SHORT EXERCISE: Pull every line with the word "body" out of the entries below.

::: RECORDS TO PROCESS

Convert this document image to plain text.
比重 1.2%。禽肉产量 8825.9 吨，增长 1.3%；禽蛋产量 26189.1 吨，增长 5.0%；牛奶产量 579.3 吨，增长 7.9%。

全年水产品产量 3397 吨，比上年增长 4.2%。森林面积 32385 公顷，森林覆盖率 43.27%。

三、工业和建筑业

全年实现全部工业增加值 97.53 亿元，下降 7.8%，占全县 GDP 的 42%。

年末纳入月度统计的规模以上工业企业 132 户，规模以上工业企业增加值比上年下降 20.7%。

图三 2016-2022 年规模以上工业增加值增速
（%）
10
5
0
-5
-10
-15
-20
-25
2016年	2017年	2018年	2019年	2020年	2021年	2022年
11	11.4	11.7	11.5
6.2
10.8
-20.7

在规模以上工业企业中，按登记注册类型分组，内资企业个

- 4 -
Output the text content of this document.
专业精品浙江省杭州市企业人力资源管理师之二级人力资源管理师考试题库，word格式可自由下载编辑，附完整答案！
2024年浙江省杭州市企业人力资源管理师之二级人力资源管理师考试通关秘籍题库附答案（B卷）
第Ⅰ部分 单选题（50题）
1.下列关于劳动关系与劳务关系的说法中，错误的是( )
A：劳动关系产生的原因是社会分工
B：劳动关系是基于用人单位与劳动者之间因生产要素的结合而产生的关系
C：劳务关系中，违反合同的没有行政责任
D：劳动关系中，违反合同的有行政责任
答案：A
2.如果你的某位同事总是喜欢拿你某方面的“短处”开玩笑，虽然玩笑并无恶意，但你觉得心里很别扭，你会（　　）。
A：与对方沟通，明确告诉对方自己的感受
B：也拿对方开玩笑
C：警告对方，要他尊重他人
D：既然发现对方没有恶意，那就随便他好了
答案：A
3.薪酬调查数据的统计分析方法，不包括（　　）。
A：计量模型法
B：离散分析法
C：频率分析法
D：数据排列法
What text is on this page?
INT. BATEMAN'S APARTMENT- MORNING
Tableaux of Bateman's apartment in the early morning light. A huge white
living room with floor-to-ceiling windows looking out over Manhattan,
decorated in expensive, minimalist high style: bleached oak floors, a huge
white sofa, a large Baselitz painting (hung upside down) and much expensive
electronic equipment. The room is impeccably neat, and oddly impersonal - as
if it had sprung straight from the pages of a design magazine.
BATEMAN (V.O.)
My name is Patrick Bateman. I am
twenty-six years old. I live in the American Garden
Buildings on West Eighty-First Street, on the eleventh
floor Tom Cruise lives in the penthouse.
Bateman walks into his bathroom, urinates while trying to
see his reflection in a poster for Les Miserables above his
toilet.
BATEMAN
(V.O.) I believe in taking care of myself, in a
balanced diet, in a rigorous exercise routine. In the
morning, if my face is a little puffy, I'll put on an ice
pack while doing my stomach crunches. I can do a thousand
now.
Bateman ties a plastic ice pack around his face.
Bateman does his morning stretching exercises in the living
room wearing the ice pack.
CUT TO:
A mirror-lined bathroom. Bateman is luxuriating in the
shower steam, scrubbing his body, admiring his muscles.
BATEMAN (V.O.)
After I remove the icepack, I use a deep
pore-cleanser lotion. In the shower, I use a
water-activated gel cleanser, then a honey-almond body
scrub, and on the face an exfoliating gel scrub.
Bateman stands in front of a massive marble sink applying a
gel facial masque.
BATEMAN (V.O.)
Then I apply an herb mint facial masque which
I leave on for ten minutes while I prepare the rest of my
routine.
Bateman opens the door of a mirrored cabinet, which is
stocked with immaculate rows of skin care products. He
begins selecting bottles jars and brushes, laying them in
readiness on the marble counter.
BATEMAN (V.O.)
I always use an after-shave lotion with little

::::::

THE RESPONSE:
shower steam, scrubbing his body, admiring his muscles.
water-activated gel cleanser, then a honey-almond body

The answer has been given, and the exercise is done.